━━━━━ Source records ━━━━━
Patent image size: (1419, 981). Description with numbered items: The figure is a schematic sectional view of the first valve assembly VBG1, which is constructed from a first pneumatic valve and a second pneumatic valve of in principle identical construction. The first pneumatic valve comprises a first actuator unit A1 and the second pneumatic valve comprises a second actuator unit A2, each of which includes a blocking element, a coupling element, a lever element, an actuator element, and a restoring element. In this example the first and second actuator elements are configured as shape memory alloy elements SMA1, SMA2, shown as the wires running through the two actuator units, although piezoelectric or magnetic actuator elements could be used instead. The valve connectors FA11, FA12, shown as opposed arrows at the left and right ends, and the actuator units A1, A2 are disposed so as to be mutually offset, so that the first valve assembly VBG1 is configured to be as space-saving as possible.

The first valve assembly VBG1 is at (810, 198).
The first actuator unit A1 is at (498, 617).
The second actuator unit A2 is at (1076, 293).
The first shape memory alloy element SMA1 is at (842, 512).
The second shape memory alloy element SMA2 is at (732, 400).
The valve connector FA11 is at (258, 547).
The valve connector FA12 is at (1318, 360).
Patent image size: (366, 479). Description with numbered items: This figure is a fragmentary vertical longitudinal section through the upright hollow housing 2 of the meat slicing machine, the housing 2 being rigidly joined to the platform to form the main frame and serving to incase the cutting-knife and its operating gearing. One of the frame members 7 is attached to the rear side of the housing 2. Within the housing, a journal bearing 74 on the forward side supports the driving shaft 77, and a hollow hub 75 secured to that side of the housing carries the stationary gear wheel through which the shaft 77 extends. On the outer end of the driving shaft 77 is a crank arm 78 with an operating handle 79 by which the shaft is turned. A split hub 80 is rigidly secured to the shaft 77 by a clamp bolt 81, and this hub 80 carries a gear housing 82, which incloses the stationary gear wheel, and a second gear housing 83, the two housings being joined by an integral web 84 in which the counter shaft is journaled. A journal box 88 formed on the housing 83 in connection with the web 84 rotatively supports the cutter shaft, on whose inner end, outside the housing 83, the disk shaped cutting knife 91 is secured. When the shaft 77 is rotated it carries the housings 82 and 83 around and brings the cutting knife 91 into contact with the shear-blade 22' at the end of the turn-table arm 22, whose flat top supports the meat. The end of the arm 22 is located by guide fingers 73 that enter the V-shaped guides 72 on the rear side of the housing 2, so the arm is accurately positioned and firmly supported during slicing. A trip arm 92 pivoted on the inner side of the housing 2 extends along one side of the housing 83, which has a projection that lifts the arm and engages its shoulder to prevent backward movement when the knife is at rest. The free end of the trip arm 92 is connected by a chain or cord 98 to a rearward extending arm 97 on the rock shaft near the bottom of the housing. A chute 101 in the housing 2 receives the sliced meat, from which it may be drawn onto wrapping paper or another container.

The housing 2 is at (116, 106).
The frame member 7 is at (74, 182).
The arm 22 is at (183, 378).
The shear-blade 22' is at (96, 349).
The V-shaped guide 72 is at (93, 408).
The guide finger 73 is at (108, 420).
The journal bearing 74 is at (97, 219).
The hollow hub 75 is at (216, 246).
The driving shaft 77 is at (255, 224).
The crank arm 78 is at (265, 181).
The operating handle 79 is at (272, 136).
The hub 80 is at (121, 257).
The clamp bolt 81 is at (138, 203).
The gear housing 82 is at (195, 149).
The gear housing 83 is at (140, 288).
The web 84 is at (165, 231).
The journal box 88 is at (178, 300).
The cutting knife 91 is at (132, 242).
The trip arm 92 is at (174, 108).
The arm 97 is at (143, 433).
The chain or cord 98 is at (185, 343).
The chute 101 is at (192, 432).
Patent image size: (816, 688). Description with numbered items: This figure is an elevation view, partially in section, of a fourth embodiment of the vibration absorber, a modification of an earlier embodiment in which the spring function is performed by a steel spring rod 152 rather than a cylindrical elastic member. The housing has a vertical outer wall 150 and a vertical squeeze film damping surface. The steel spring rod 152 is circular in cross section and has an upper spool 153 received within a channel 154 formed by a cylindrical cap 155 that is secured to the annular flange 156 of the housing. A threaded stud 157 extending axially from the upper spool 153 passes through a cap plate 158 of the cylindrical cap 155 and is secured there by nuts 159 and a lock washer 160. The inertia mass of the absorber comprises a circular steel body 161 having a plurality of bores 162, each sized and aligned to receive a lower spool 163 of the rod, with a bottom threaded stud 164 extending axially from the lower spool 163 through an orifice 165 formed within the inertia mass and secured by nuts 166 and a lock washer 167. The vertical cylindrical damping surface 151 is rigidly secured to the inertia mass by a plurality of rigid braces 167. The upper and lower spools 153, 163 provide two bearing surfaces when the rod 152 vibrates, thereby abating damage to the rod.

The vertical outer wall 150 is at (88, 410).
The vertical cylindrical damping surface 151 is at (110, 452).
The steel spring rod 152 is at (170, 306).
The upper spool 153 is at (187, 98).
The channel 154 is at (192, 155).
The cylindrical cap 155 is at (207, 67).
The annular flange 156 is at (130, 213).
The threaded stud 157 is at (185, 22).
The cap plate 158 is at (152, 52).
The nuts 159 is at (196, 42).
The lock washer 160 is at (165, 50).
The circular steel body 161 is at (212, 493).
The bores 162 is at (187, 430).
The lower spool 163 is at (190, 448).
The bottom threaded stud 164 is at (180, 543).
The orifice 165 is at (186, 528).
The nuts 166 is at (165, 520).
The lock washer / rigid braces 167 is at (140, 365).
━━━━━
Given instruction = Reproduce the entries from the first line through the line containing "The valve connector FA12 is at (1318, 360).", substituting "compact" for "space-saving" and leaving everything else unchanged.

Exercise response =
Patent image size: (1419, 981). Description with numbered items: The figure is a schematic sectional view of the first valve assembly VBG1, which is constructed from a first pneumatic valve and a second pneumatic valve of in principle identical construction. The first pneumatic valve comprises a first actuator unit A1 and the second pneumatic valve comprises a second actuator unit A2, each of which includes a blocking element, a coupling element, a lever element, an actuator element, and a restoring element. In this example the first and second actuator elements are configured as shape memory alloy elements SMA1, SMA2, shown as the wires running through the two actuator units, although piezoelectric or magnetic actuator elements could be used instead. The valve connectors FA11, FA12, shown as opposed arrows at the left and right ends, and the actuator units A1, A2 are disposed so as to be mutually offset, so that the first valve assembly VBG1 is configured to be as compact as possible.

The first valve assembly VBG1 is at (810, 198).
The first actuator unit A1 is at (498, 617).
The second actuator unit A2 is at (1076, 293).
The first shape memory alloy element SMA1 is at (842, 512).
The second shape memory alloy element SMA2 is at (732, 400).
The valve connector FA11 is at (258, 547).
The valve connector FA12 is at (1318, 360).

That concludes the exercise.